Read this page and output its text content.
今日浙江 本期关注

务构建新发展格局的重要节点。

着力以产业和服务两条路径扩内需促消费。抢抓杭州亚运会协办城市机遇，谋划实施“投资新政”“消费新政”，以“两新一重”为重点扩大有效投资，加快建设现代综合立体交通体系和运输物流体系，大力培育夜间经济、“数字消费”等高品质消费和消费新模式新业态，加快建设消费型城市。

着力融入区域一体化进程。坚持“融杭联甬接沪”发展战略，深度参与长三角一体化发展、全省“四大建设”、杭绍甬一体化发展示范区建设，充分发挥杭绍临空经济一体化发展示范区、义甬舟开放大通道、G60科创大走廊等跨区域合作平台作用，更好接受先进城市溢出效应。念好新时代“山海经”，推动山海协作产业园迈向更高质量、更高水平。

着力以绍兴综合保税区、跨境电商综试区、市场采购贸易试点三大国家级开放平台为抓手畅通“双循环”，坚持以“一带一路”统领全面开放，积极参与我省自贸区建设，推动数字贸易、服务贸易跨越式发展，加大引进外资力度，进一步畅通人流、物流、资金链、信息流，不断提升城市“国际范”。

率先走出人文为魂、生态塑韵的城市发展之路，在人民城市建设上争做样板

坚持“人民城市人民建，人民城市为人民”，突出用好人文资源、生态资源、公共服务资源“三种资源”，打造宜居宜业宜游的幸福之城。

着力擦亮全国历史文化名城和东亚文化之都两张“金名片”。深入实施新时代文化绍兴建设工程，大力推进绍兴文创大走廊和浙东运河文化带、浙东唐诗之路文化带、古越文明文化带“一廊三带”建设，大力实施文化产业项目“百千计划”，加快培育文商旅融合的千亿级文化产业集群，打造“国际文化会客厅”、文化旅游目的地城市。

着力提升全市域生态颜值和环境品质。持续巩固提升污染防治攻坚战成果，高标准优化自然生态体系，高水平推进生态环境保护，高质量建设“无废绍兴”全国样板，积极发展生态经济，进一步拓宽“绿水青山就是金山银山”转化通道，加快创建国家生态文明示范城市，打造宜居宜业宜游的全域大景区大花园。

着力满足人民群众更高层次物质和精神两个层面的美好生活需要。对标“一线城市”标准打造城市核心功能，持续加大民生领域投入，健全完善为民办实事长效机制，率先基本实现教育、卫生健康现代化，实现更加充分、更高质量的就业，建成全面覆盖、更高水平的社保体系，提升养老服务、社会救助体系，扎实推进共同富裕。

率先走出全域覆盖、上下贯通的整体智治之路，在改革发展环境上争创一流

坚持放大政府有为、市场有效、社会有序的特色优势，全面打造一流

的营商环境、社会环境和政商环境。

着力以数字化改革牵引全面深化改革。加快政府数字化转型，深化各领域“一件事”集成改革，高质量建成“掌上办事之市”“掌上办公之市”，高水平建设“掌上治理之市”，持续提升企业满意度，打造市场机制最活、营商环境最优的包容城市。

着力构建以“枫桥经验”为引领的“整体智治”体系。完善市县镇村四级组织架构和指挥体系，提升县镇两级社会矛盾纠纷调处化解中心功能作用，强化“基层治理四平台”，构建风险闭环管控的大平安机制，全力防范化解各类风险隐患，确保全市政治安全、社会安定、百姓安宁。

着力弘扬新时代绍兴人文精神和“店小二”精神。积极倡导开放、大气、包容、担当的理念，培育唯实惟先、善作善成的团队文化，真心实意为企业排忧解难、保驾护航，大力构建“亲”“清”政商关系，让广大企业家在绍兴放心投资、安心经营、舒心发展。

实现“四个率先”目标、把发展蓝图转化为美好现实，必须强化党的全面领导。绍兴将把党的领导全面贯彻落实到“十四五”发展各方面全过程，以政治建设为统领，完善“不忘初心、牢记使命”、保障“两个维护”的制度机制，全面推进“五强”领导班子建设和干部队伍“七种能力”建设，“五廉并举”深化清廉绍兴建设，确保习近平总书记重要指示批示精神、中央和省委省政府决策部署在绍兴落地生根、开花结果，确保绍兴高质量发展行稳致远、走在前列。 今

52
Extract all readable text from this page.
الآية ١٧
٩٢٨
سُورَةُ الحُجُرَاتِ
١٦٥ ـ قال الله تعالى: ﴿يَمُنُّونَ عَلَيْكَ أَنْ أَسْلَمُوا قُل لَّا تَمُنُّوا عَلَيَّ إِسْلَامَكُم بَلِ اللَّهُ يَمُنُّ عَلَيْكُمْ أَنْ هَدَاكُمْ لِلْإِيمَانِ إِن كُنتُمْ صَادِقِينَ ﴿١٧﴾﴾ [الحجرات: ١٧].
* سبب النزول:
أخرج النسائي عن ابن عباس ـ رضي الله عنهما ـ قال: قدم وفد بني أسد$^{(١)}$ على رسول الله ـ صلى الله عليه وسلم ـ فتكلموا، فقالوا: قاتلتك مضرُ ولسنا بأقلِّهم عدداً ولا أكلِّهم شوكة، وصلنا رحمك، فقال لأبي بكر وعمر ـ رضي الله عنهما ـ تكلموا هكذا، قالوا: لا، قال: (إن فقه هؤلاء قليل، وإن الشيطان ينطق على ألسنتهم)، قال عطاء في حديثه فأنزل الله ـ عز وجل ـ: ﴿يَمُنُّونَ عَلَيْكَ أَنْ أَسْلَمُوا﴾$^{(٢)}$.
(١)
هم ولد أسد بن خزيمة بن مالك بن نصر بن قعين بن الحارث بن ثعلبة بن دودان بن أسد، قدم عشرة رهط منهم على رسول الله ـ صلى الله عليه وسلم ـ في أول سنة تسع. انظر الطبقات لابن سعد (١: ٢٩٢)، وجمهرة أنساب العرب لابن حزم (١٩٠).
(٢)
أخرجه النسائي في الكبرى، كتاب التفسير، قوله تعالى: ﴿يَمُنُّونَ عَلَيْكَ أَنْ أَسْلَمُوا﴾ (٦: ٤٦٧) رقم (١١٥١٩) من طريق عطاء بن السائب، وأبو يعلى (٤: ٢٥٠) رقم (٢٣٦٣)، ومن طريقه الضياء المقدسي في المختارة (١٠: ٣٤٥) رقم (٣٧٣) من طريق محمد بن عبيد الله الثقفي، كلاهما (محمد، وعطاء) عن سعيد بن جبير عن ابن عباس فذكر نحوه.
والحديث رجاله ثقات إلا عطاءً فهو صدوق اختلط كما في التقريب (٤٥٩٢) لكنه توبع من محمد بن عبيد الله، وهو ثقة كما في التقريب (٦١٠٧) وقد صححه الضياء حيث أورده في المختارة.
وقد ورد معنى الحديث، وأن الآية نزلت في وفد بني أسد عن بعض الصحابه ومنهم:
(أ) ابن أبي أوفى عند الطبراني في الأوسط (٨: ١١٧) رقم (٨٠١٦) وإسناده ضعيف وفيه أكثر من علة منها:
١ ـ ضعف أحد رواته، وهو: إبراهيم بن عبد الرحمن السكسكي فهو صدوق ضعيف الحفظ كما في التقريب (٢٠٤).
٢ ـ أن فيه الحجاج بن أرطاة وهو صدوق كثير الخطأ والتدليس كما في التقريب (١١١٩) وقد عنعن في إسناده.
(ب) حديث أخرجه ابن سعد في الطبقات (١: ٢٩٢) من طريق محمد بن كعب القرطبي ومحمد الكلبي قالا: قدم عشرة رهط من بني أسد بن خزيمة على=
════════
GOAL: Write out the whole listing again, exactly as it stands.

SOLUTION TO THIS PROBLEM:
Read this page and output its text content.
今日浙江 本期关注

务构建新发展格局的重要节点。

着力以产业和服务两条路径扩内需促消费。抢抓杭州亚运会协办城市机遇，谋划实施“投资新政”“消费新政”，以“两新一重”为重点扩大有效投资，加快建设现代综合立体交通体系和运输物流体系，大力培育夜间经济、“数字消费”等高品质消费和消费新模式新业态，加快建设消费型城市。

着力融入区域一体化进程。坚持“融杭联甬接沪”发展战略，深度参与长三角一体化发展、全省“四大建设”、杭绍甬一体化发展示范区建设，充分发挥杭绍临空经济一体化发展示范区、义甬舟开放大通道、G60科创大走廊等跨区域合作平台作用，更好接受先进城市溢出效应。念好新时代“山海经”，推动山海协作产业园迈向更高质量、更高水平。

着力以绍兴综合保税区、跨境电商综试区、市场采购贸易试点三大国家级开放平台为抓手畅通“双循环”，坚持以“一带一路”统领全面开放，积极参与我省自贸区建设，推动数字贸易、服务贸易跨越式发展，加大引进外资力度，进一步畅通人流、物流、资金链、信息流，不断提升城市“国际范”。

率先走出人文为魂、生态塑韵的城市发展之路，在人民城市建设上争做样板

坚持“人民城市人民建，人民城市为人民”，突出用好人文资源、生态资源、公共服务资源“三种资源”，打造宜居宜业宜游的幸福之城。

着力擦亮全国历史文化名城和东亚文化之都两张“金名片”。深入实施新时代文化绍兴建设工程，大力推进绍兴文创大走廊和浙东运河文化带、浙东唐诗之路文化带、古越文明文化带“一廊三带”建设，大力实施文化产业项目“百千计划”，加快培育文商旅融合的千亿级文化产业集群，打造“国际文化会客厅”、文化旅游目的地城市。

着力提升全市域生态颜值和环境品质。持续巩固提升污染防治攻坚战成果，高标准优化自然生态体系，高水平推进生态环境保护，高质量建设“无废绍兴”全国样板，积极发展生态经济，进一步拓宽“绿水青山就是金山银山”转化通道，加快创建国家生态文明示范城市，打造宜居宜业宜游的全域大景区大花园。

着力满足人民群众更高层次物质和精神两个层面的美好生活需要。对标“一线城市”标准打造城市核心功能，持续加大民生领域投入，健全完善为民办实事长效机制，率先基本实现教育、卫生健康现代化，实现更加充分、更高质量的就业，建成全面覆盖、更高水平的社保体系，提升养老服务、社会救助体系，扎实推进共同富裕。

率先走出全域覆盖、上下贯通的整体智治之路，在改革发展环境上争创一流

坚持放大政府有为、市场有效、社会有序的特色优势，全面打造一流

的营商环境、社会环境和政商环境。

着力以数字化改革牵引全面深化改革。加快政府数字化转型，深化各领域“一件事”集成改革，高质量建成“掌上办事之市”“掌上办公之市”，高水平建设“掌上治理之市”，持续提升企业满意度，打造市场机制最活、营商环境最优的包容城市。

着力构建以“枫桥经验”为引领的“整体智治”体系。完善市县镇村四级组织架构和指挥体系，提升县镇两级社会矛盾纠纷调处化解中心功能作用，强化“基层治理四平台”，构建风险闭环管控的大平安机制，全力防范化解各类风险隐患，确保全市政治安全、社会安定、百姓安宁。

着力弘扬新时代绍兴人文精神和“店小二”精神。积极倡导开放、大气、包容、担当的理念，培育唯实惟先、善作善成的团队文化，真心实意为企业排忧解难、保驾护航，大力构建“亲”“清”政商关系，让广大企业家在绍兴放心投资、安心经营、舒心发展。

实现“四个率先”目标、把发展蓝图转化为美好现实，必须强化党的全面领导。绍兴将把党的领导全面贯彻落实到“十四五”发展各方面全过程，以政治建设为统领，完善“不忘初心、牢记使命”、保障“两个维护”的制度机制，全面推进“五强”领导班子建设和干部队伍“七种能力”建设，“五廉并举”深化清廉绍兴建设，确保习近平总书记重要指示批示精神、中央和省委省政府决策部署在绍兴落地生根、开花结果，确保绍兴高质量发展行稳致远、走在前列。 今

52
Extract all readable text from this page.
الآية ١٧
٩٢٨
سُورَةُ الحُجُرَاتِ
١٦٥ ـ قال الله تعالى: ﴿يَمُنُّونَ عَلَيْكَ أَنْ أَسْلَمُوا قُل لَّا تَمُنُّوا عَلَيَّ إِسْلَامَكُم بَلِ اللَّهُ يَمُنُّ عَلَيْكُمْ أَنْ هَدَاكُمْ لِلْإِيمَانِ إِن كُنتُمْ صَادِقِينَ ﴿١٧﴾﴾ [الحجرات: ١٧].
* سبب النزول:
أخرج النسائي عن ابن عباس ـ رضي الله عنهما ـ قال: قدم وفد بني أسد$^{(١)}$ على رسول الله ـ صلى الله عليه وسلم ـ فتكلموا، فقالوا: قاتلتك مضرُ ولسنا بأقلِّهم عدداً ولا أكلِّهم شوكة، وصلنا رحمك، فقال لأبي بكر وعمر ـ رضي الله عنهما ـ تكلموا هكذا، قالوا: لا، قال: (إن فقه هؤلاء قليل، وإن الشيطان ينطق على ألسنتهم)، قال عطاء في حديثه فأنزل الله ـ عز وجل ـ: ﴿يَمُنُّونَ عَلَيْكَ أَنْ أَسْلَمُوا﴾$^{(٢)}$.
(١)
هم ولد أسد بن خزيمة بن مالك بن نصر بن قعين بن الحارث بن ثعلبة بن دودان بن أسد، قدم عشرة رهط منهم على رسول الله ـ صلى الله عليه وسلم ـ في أول سنة تسع. انظر الطبقات لابن سعد (١: ٢٩٢)، وجمهرة أنساب العرب لابن حزم (١٩٠).
(٢)
أخرجه النسائي في الكبرى، كتاب التفسير، قوله تعالى: ﴿يَمُنُّونَ عَلَيْكَ أَنْ أَسْلَمُوا﴾ (٦: ٤٦٧) رقم (١١٥١٩) من طريق عطاء بن السائب، وأبو يعلى (٤: ٢٥٠) رقم (٢٣٦٣)، ومن طريقه الضياء المقدسي في المختارة (١٠: ٣٤٥) رقم (٣٧٣) من طريق محمد بن عبيد الله الثقفي، كلاهما (محمد، وعطاء) عن سعيد بن جبير عن ابن عباس فذكر نحوه.
والحديث رجاله ثقات إلا عطاءً فهو صدوق اختلط كما في التقريب (٤٥٩٢) لكنه توبع من محمد بن عبيد الله، وهو ثقة كما في التقريب (٦١٠٧) وقد صححه الضياء حيث أورده في المختارة.
وقد ورد معنى الحديث، وأن الآية نزلت في وفد بني أسد عن بعض الصحابه ومنهم:
(أ) ابن أبي أوفى عند الطبراني في الأوسط (٨: ١١٧) رقم (٨٠١٦) وإسناده ضعيف وفيه أكثر من علة منها:
١ ـ ضعف أحد رواته، وهو: إبراهيم بن عبد الرحمن السكسكي فهو صدوق ضعيف الحفظ كما في التقريب (٢٠٤).
٢ ـ أن فيه الحجاج بن أرطاة وهو صدوق كثير الخطأ والتدليس كما في التقريب (١١١٩) وقد عنعن في إسناده.
(ب) حديث أخرجه ابن سعد في الطبقات (١: ٢٩٢) من طريق محمد بن كعب القرطبي ومحمد الكلبي قالا: قدم عشرة رهط من بني أسد بن خزيمة على=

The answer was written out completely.